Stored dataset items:
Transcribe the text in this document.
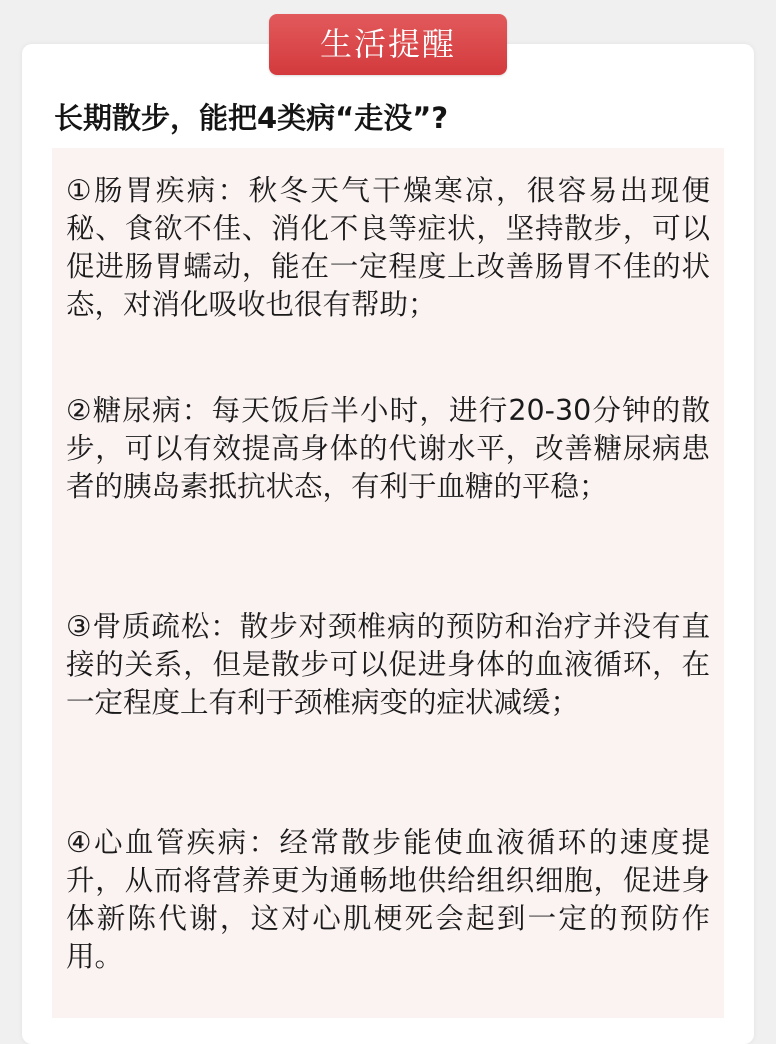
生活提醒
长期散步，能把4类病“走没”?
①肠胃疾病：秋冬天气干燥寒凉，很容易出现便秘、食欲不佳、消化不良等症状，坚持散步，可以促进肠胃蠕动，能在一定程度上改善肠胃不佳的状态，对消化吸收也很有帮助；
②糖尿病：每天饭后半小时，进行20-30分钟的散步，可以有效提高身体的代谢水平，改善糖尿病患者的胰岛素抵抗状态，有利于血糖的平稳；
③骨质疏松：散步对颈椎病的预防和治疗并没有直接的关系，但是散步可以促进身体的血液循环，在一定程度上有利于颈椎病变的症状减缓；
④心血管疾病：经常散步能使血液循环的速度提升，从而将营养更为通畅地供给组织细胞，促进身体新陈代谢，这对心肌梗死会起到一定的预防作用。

● **TO DO**
Using the records above, retype everything exactly except the pictures.

● **IN RESPONSE**
Transcribe the text in this document.
生活提醒
长期散步，能把4类病“走没”?
①肠胃疾病：秋冬天气干燥寒凉，很容易出现便秘、食欲不佳、消化不良等症状，坚持散步，可以促进肠胃蠕动，能在一定程度上改善肠胃不佳的状态，对消化吸收也很有帮助；
②糖尿病：每天饭后半小时，进行20-30分钟的散步，可以有效提高身体的代谢水平，改善糖尿病患者的胰岛素抵抗状态，有利于血糖的平稳；
③骨质疏松：散步对颈椎病的预防和治疗并没有直接的关系，但是散步可以促进身体的血液循环，在一定程度上有利于颈椎病变的症状减缓；
④心血管疾病：经常散步能使血液循环的速度提升，从而将营养更为通畅地供给组织细胞，促进身体新陈代谢，这对心肌梗死会起到一定的预防作用。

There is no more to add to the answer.